Work required: Of the lines in these entries, how many contain the string "location"? Give the number and nothing else.
──────── Provided records
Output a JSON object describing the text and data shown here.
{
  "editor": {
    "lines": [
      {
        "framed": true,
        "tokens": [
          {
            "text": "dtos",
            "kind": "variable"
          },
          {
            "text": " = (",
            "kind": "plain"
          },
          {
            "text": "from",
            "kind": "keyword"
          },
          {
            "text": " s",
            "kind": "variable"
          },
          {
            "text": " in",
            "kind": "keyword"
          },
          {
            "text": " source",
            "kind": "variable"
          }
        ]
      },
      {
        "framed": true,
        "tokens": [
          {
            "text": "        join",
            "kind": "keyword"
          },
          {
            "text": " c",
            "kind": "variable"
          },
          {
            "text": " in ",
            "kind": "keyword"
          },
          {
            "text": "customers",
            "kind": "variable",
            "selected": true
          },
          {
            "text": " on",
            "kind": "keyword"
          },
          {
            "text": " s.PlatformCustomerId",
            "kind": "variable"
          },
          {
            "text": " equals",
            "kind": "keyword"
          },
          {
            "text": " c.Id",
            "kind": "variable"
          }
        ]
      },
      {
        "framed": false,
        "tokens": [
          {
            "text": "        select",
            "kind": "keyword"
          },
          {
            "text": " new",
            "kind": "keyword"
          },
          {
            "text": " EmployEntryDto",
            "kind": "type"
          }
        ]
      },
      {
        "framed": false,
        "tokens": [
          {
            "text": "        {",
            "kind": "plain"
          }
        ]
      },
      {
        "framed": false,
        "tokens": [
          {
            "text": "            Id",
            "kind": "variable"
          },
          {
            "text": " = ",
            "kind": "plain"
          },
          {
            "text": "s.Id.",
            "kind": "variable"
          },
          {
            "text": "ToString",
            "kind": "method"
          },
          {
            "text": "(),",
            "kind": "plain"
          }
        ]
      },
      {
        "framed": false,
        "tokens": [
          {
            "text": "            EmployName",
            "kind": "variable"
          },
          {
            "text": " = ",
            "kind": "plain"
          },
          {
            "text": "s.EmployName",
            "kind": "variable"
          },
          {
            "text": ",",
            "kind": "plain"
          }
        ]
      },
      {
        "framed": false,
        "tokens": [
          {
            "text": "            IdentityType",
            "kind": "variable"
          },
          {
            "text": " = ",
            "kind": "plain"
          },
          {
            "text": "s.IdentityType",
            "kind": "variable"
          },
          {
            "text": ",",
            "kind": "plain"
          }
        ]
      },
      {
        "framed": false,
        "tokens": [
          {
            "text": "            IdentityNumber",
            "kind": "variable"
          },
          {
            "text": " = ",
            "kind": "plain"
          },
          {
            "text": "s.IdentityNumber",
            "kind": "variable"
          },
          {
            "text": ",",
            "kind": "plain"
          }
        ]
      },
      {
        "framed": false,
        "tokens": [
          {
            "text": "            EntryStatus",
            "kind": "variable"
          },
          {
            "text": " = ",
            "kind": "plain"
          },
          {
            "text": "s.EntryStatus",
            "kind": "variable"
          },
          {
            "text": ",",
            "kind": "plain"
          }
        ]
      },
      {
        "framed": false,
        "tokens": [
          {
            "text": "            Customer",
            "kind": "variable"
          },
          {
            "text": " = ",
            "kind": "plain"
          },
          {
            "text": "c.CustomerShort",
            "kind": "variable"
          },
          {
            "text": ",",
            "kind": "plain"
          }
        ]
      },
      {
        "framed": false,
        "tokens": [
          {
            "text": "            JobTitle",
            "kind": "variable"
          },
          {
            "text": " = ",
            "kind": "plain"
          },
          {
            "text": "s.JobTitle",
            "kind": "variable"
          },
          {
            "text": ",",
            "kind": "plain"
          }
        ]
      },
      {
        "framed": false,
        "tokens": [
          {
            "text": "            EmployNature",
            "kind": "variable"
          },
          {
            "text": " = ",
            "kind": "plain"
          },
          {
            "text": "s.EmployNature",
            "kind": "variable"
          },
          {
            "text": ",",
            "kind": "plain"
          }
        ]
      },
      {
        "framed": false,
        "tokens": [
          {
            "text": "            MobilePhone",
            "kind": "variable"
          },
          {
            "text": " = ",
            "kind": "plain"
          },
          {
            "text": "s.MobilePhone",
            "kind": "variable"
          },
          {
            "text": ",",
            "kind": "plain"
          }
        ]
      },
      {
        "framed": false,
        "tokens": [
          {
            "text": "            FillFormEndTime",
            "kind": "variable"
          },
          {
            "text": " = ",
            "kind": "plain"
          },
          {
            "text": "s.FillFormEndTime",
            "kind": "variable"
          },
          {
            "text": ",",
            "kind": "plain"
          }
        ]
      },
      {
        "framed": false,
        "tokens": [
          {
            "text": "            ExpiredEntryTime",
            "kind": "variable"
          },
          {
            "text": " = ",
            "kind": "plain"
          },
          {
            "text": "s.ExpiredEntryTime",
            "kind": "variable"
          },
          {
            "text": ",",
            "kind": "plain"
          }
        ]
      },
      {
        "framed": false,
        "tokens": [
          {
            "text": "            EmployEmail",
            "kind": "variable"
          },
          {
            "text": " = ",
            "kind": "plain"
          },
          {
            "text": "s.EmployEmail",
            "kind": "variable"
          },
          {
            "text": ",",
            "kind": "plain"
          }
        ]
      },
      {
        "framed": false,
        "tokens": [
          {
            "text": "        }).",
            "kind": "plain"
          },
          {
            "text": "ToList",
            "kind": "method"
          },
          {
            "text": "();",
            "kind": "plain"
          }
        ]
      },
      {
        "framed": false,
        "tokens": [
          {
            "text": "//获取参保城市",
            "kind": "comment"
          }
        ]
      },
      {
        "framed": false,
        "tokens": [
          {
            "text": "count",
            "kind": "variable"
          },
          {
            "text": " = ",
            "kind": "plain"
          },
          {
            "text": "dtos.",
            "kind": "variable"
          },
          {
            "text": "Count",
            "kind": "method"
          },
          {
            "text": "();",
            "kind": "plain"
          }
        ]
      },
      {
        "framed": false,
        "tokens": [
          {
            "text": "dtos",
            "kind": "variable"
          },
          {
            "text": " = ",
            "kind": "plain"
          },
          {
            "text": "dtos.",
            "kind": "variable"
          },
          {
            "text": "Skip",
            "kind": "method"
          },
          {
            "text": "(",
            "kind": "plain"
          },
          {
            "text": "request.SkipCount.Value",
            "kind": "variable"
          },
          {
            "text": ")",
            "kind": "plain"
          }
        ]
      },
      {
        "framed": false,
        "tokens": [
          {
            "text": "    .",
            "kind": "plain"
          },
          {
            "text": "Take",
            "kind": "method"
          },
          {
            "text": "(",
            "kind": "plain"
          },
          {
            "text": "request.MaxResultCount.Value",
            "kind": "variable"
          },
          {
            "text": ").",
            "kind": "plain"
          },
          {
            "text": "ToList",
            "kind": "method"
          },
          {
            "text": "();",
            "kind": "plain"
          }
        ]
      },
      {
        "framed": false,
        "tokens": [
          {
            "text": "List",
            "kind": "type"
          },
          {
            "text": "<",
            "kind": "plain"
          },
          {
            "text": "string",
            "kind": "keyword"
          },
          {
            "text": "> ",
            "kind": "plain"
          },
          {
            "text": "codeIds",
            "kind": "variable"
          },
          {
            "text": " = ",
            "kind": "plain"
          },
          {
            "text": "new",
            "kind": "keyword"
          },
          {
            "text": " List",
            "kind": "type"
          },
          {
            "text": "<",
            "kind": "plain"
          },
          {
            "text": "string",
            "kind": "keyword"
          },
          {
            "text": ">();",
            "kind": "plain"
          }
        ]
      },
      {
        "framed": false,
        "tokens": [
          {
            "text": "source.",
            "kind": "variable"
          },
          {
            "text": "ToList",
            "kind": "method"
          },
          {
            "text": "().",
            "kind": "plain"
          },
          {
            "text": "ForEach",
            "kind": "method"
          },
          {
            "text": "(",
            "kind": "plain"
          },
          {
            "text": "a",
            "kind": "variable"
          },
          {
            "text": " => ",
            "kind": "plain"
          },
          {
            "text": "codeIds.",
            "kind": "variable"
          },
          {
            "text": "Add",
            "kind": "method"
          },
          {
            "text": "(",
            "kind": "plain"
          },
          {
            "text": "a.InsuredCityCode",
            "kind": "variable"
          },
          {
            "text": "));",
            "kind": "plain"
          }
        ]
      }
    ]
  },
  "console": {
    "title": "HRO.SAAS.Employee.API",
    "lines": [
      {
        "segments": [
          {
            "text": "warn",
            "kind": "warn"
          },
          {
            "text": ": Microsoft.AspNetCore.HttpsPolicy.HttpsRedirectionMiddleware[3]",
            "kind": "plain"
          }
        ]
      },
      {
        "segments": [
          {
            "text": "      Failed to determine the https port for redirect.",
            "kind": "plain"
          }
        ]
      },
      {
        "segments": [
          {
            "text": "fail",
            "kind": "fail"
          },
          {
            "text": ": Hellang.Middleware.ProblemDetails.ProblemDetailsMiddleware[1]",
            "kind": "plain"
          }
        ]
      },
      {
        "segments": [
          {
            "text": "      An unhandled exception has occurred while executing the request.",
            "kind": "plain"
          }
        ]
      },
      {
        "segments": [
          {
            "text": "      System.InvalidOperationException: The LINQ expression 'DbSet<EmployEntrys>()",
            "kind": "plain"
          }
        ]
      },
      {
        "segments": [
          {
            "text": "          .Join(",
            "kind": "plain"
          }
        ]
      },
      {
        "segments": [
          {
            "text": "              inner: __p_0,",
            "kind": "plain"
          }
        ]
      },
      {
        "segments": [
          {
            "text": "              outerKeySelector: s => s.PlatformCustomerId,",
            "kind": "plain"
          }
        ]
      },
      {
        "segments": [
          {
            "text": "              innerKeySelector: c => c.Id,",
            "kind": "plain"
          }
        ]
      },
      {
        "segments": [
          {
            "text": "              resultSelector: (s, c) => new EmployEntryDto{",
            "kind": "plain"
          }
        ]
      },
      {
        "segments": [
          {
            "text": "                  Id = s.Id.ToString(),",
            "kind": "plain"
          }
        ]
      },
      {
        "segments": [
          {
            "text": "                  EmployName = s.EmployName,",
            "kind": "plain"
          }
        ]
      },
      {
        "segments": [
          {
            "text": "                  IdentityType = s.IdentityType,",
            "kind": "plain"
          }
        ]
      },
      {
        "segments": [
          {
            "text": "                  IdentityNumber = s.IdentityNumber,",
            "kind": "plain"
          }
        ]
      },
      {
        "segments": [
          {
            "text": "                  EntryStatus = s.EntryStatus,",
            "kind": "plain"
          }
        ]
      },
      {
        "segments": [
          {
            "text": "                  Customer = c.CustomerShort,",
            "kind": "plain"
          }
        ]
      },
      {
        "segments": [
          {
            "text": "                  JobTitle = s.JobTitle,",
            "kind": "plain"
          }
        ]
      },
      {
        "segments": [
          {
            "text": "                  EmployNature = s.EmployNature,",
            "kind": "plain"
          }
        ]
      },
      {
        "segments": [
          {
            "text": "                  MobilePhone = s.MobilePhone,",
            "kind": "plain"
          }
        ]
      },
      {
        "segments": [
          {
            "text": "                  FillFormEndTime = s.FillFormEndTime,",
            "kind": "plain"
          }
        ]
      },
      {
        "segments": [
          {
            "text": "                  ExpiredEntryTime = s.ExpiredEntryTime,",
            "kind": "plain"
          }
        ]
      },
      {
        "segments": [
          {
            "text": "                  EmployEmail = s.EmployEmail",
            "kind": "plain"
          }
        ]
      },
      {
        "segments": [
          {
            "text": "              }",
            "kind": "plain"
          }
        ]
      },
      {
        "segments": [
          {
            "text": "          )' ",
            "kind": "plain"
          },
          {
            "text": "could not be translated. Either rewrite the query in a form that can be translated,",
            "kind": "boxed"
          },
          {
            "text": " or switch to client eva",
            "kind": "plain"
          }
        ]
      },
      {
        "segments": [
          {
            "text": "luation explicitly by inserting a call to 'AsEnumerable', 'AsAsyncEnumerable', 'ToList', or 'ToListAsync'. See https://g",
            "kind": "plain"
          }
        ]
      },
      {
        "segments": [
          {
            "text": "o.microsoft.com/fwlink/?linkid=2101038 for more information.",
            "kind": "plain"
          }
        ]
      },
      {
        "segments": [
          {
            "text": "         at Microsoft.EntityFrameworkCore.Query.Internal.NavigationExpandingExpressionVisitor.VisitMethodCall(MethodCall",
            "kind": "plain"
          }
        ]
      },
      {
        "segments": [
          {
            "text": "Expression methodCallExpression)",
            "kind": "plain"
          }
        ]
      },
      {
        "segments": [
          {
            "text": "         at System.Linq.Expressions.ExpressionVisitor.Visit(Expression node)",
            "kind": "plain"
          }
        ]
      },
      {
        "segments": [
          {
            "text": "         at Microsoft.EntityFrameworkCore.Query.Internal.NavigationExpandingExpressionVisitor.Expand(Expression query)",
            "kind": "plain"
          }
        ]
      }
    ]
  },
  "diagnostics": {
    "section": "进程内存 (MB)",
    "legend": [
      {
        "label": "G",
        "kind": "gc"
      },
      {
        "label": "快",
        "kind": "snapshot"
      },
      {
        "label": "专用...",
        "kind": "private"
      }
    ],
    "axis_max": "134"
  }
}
────────────────
──────── Provided records
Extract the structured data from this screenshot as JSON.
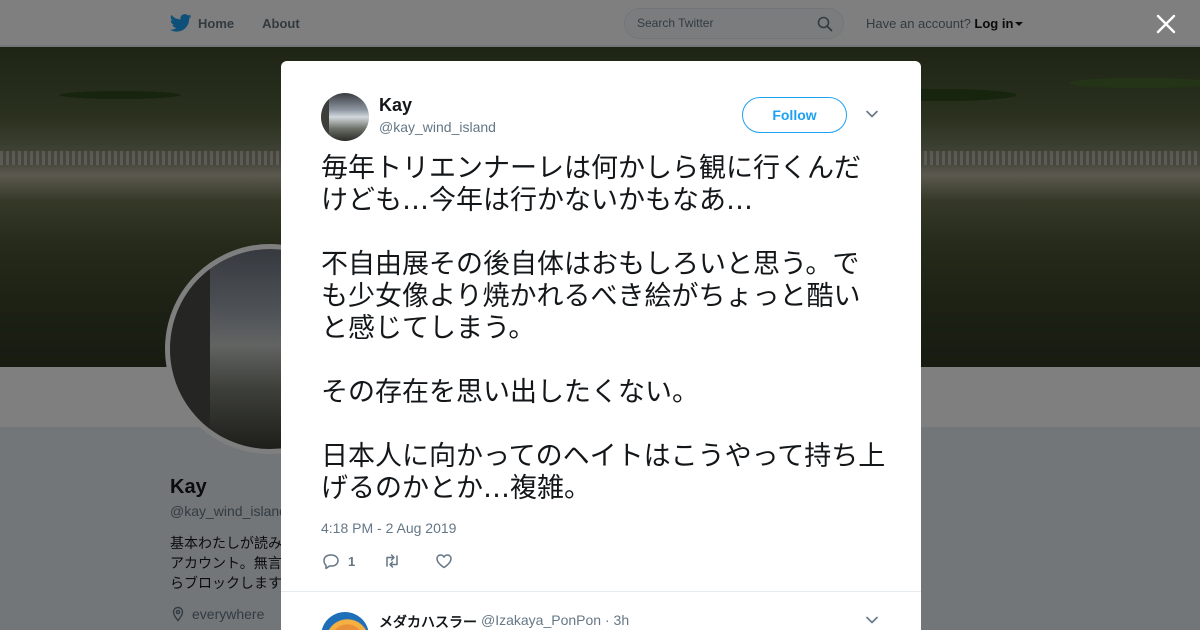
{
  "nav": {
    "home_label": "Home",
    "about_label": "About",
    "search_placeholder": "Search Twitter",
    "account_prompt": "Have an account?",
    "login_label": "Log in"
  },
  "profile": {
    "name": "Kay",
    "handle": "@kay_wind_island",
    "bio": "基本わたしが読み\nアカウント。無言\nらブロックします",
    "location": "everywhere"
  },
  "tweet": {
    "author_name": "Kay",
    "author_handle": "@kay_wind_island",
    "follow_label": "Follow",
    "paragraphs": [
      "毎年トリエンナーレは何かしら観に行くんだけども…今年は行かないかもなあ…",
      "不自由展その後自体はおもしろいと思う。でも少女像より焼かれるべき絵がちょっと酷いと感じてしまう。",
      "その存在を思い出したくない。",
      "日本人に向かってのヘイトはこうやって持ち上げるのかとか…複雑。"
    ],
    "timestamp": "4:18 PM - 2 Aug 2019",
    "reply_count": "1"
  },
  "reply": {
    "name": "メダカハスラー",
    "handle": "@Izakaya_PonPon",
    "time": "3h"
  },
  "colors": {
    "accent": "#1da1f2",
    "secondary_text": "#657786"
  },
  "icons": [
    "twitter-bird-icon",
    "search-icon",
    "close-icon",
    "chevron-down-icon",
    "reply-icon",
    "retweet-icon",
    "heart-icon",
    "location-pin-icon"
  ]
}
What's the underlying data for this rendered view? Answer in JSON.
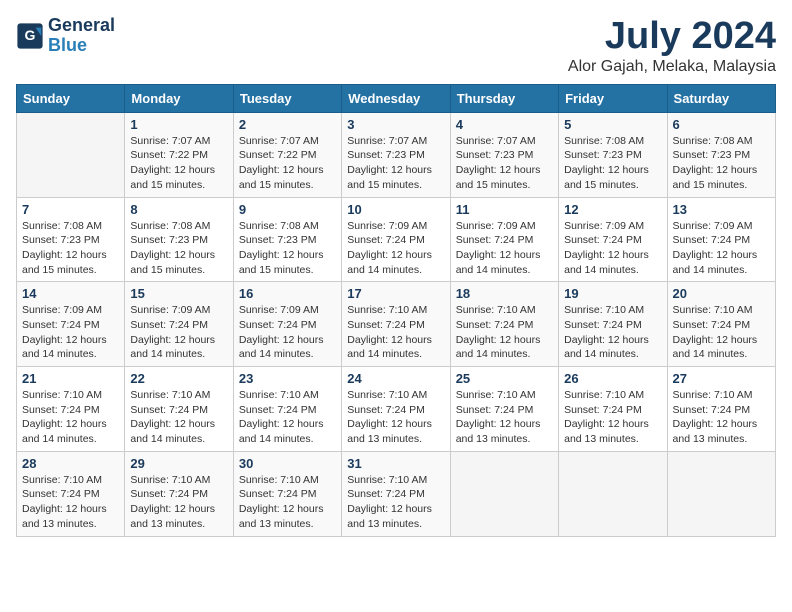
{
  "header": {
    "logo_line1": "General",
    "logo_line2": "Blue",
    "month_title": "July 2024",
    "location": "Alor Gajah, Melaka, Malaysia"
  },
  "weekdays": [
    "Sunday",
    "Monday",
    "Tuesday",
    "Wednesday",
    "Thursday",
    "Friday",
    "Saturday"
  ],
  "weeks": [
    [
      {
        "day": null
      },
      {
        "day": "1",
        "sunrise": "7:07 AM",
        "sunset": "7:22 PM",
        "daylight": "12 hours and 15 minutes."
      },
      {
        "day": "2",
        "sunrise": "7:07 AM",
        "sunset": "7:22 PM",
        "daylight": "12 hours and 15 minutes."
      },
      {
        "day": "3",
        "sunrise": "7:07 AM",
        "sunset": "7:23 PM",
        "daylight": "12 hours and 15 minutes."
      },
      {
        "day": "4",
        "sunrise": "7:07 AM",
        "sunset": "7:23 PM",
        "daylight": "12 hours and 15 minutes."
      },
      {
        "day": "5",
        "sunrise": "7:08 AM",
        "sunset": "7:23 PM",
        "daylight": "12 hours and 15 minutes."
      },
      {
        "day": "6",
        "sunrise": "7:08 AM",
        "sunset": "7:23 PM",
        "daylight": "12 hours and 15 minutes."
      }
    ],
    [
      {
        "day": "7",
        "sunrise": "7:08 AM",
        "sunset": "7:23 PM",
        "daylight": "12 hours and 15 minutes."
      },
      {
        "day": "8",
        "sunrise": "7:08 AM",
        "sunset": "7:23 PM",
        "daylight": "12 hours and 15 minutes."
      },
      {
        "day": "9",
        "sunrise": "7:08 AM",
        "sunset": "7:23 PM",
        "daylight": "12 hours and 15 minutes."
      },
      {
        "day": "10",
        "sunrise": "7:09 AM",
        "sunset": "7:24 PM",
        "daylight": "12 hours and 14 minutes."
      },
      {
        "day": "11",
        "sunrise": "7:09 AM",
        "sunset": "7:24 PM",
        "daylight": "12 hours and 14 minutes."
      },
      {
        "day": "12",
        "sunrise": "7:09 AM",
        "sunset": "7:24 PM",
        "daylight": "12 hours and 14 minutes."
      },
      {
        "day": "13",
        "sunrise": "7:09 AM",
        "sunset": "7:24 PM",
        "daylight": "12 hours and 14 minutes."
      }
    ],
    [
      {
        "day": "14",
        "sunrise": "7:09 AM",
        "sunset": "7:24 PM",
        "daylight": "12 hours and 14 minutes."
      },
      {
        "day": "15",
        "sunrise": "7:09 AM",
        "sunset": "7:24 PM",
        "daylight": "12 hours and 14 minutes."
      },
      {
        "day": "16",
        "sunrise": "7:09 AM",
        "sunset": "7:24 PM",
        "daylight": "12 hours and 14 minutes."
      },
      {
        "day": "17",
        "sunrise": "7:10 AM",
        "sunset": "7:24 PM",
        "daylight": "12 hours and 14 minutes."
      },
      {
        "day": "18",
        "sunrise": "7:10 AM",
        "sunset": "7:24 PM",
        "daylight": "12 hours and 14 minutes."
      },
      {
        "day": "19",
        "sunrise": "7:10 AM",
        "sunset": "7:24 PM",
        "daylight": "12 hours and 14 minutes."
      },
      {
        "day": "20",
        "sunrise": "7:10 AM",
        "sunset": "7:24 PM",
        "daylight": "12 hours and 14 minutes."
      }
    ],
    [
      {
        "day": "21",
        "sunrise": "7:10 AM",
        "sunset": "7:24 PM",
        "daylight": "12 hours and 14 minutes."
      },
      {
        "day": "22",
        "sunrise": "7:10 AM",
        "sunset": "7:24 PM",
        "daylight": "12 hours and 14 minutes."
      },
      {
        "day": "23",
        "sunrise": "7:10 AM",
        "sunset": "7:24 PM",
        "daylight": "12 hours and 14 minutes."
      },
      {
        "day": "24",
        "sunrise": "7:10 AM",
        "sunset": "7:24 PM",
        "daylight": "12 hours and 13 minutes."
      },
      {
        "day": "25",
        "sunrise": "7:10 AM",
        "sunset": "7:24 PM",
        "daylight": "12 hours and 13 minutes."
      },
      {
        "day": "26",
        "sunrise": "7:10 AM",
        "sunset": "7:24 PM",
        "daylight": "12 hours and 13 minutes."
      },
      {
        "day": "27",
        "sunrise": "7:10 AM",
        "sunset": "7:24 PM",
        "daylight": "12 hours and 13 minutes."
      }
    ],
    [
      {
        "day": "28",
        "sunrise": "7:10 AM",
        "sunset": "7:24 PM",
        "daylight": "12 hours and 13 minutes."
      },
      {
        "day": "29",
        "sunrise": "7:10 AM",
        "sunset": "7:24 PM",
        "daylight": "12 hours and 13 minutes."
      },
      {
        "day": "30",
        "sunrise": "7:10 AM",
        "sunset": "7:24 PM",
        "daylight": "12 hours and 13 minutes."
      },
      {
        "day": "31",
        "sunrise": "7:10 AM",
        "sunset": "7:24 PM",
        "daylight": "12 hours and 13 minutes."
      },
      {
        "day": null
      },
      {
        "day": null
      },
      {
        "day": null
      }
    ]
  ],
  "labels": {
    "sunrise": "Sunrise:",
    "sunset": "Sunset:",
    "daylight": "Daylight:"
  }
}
────────────────
Answer for the task: 3